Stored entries
--- START ---

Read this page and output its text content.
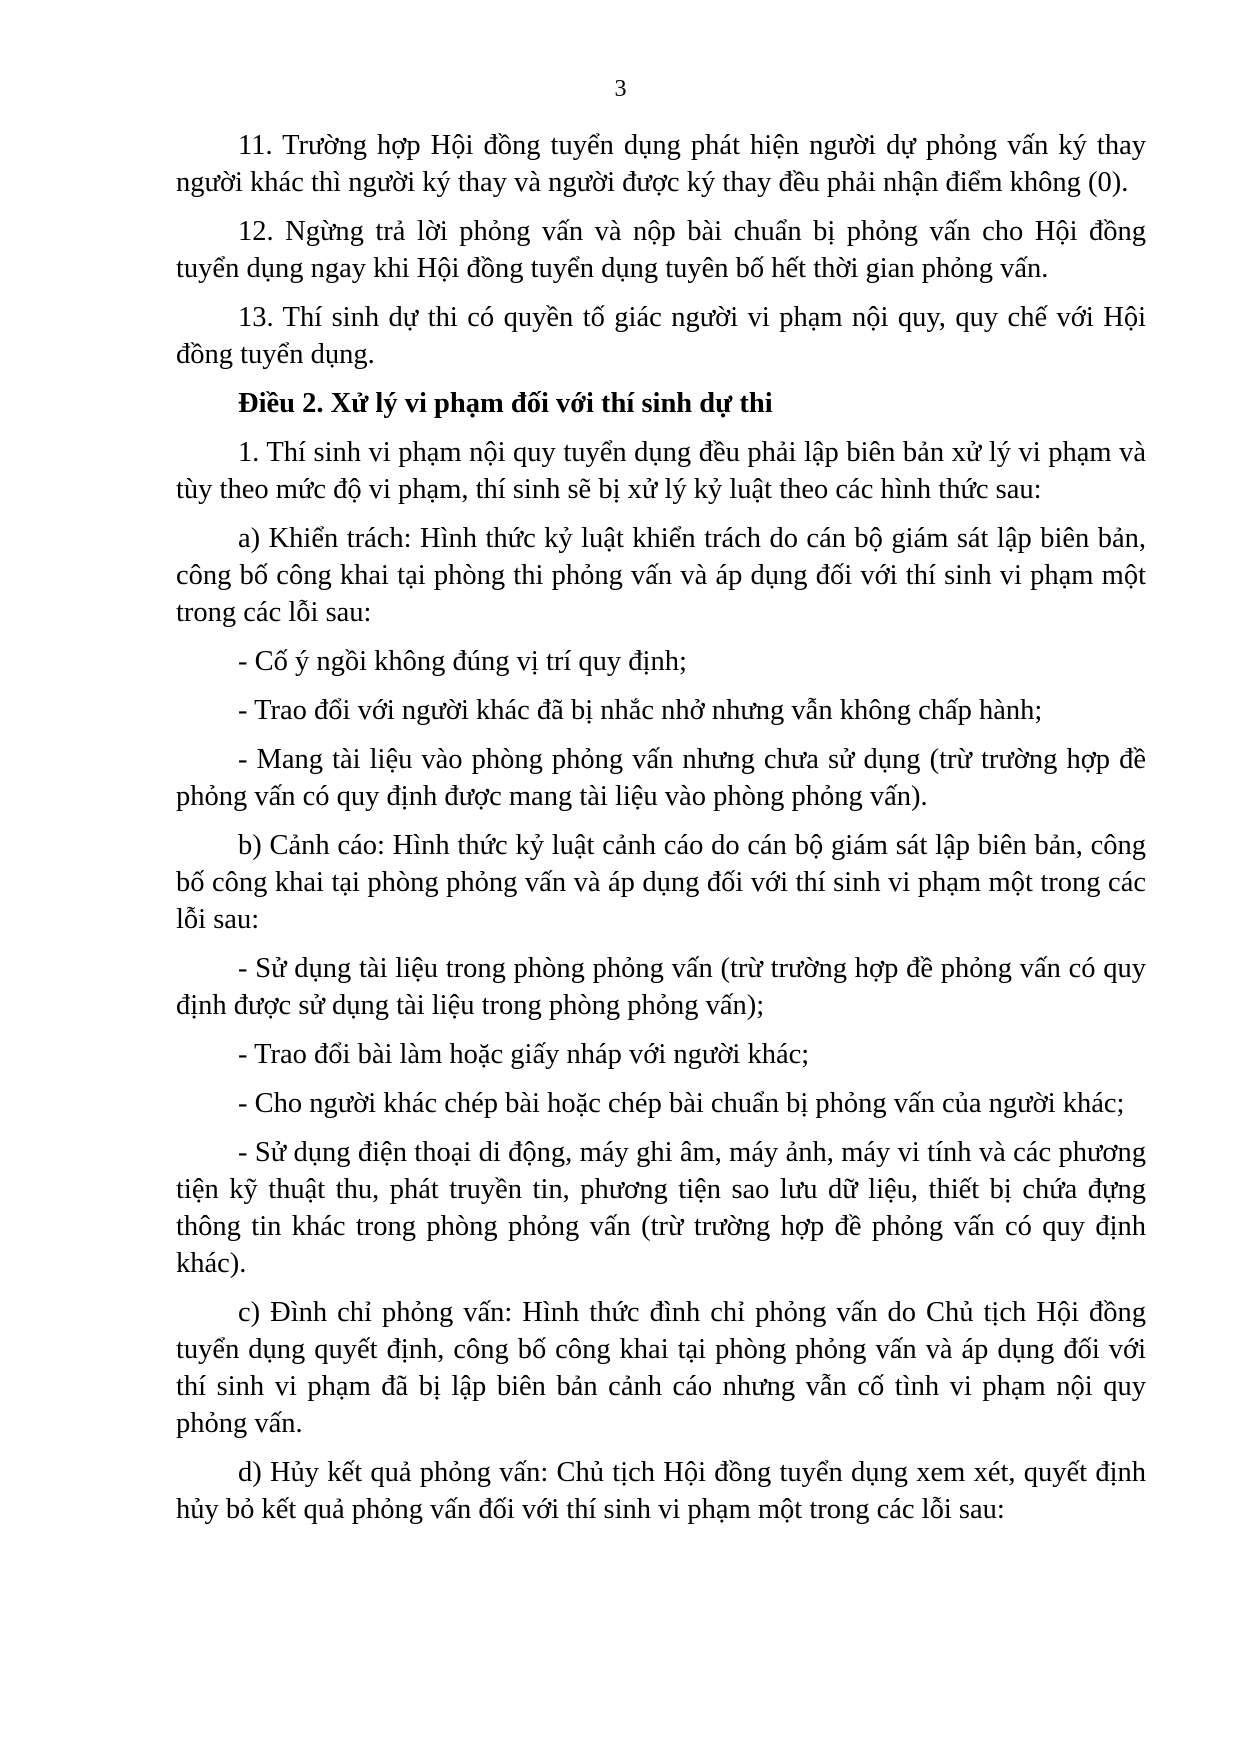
3

11. Trường hợp Hội đồng tuyển dụng phát hiện người dự phỏng vấn ký thay người khác thì người ký thay và người được ký thay đều phải nhận điểm không (0).

12. Ngừng trả lời phỏng vấn và nộp bài chuẩn bị phỏng vấn cho Hội đồng tuyển dụng ngay khi Hội đồng tuyển dụng tuyên bố hết thời gian phỏng vấn.

13. Thí sinh dự thi có quyền tố giác người vi phạm nội quy, quy chế với Hội đồng tuyển dụng.

Điều 2. Xử lý vi phạm đối với thí sinh dự thi

1. Thí sinh vi phạm nội quy tuyển dụng đều phải lập biên bản xử lý vi phạm và tùy theo mức độ vi phạm, thí sinh sẽ bị xử lý kỷ luật theo các hình thức sau:

a) Khiển trách: Hình thức kỷ luật khiển trách do cán bộ giám sát lập biên bản, công bố công khai tại phòng thi phỏng vấn và áp dụng đối với thí sinh vi phạm một trong các lỗi sau:

- Cố ý ngồi không đúng vị trí quy định;

- Trao đổi với người khác đã bị nhắc nhở nhưng vẫn không chấp hành;

- Mang tài liệu vào phòng phỏng vấn nhưng chưa sử dụng (trừ trường hợp đề phỏng vấn có quy định được mang tài liệu vào phòng phỏng vấn).

b) Cảnh cáo: Hình thức kỷ luật cảnh cáo do cán bộ giám sát lập biên bản, công bố công khai tại phòng phỏng vấn và áp dụng đối với thí sinh vi phạm một trong các lỗi sau:

- Sử dụng tài liệu trong phòng phỏng vấn (trừ trường hợp đề phỏng vấn có quy định được sử dụng tài liệu trong phòng phỏng vấn);

- Trao đổi bài làm hoặc giấy nháp với người khác;

- Cho người khác chép bài hoặc chép bài chuẩn bị phỏng vấn của người khác;

- Sử dụng điện thoại di động, máy ghi âm, máy ảnh, máy vi tính và các phương tiện kỹ thuật thu, phát truyền tin, phương tiện sao lưu dữ liệu, thiết bị chứa đựng thông tin khác trong phòng phỏng vấn (trừ trường hợp đề phỏng vấn có quy định khác).

c) Đình chỉ phỏng vấn: Hình thức đình chỉ phỏng vấn do Chủ tịch Hội đồng tuyển dụng quyết định, công bố công khai tại phòng phỏng vấn và áp dụng đối với thí sinh vi phạm đã bị lập biên bản cảnh cáo nhưng vẫn cố tình vi phạm nội quy phỏng vấn.

d) Hủy kết quả phỏng vấn: Chủ tịch Hội đồng tuyển dụng xem xét, quyết định hủy bỏ kết quả phỏng vấn đối với thí sinh vi phạm một trong các lỗi sau:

--- END ---

_Stated task_
In your copy, leave out the pictures and reproduce the material above exactly.

_Answer_
Read this page and output its text content.
3

11. Trường hợp Hội đồng tuyển dụng phát hiện người dự phỏng vấn ký thay người khác thì người ký thay và người được ký thay đều phải nhận điểm không (0).

12. Ngừng trả lời phỏng vấn và nộp bài chuẩn bị phỏng vấn cho Hội đồng tuyển dụng ngay khi Hội đồng tuyển dụng tuyên bố hết thời gian phỏng vấn.

13. Thí sinh dự thi có quyền tố giác người vi phạm nội quy, quy chế với Hội đồng tuyển dụng.

Điều 2. Xử lý vi phạm đối với thí sinh dự thi

1. Thí sinh vi phạm nội quy tuyển dụng đều phải lập biên bản xử lý vi phạm và tùy theo mức độ vi phạm, thí sinh sẽ bị xử lý kỷ luật theo các hình thức sau:

a) Khiển trách: Hình thức kỷ luật khiển trách do cán bộ giám sát lập biên bản, công bố công khai tại phòng thi phỏng vấn và áp dụng đối với thí sinh vi phạm một trong các lỗi sau:

- Cố ý ngồi không đúng vị trí quy định;

- Trao đổi với người khác đã bị nhắc nhở nhưng vẫn không chấp hành;

- Mang tài liệu vào phòng phỏng vấn nhưng chưa sử dụng (trừ trường hợp đề phỏng vấn có quy định được mang tài liệu vào phòng phỏng vấn).

b) Cảnh cáo: Hình thức kỷ luật cảnh cáo do cán bộ giám sát lập biên bản, công bố công khai tại phòng phỏng vấn và áp dụng đối với thí sinh vi phạm một trong các lỗi sau:

- Sử dụng tài liệu trong phòng phỏng vấn (trừ trường hợp đề phỏng vấn có quy định được sử dụng tài liệu trong phòng phỏng vấn);

- Trao đổi bài làm hoặc giấy nháp với người khác;

- Cho người khác chép bài hoặc chép bài chuẩn bị phỏng vấn của người khác;

- Sử dụng điện thoại di động, máy ghi âm, máy ảnh, máy vi tính và các phương tiện kỹ thuật thu, phát truyền tin, phương tiện sao lưu dữ liệu, thiết bị chứa đựng thông tin khác trong phòng phỏng vấn (trừ trường hợp đề phỏng vấn có quy định khác).

c) Đình chỉ phỏng vấn: Hình thức đình chỉ phỏng vấn do Chủ tịch Hội đồng tuyển dụng quyết định, công bố công khai tại phòng phỏng vấn và áp dụng đối với thí sinh vi phạm đã bị lập biên bản cảnh cáo nhưng vẫn cố tình vi phạm nội quy phỏng vấn.

d) Hủy kết quả phỏng vấn: Chủ tịch Hội đồng tuyển dụng xem xét, quyết định hủy bỏ kết quả phỏng vấn đối với thí sinh vi phạm một trong các lỗi sau:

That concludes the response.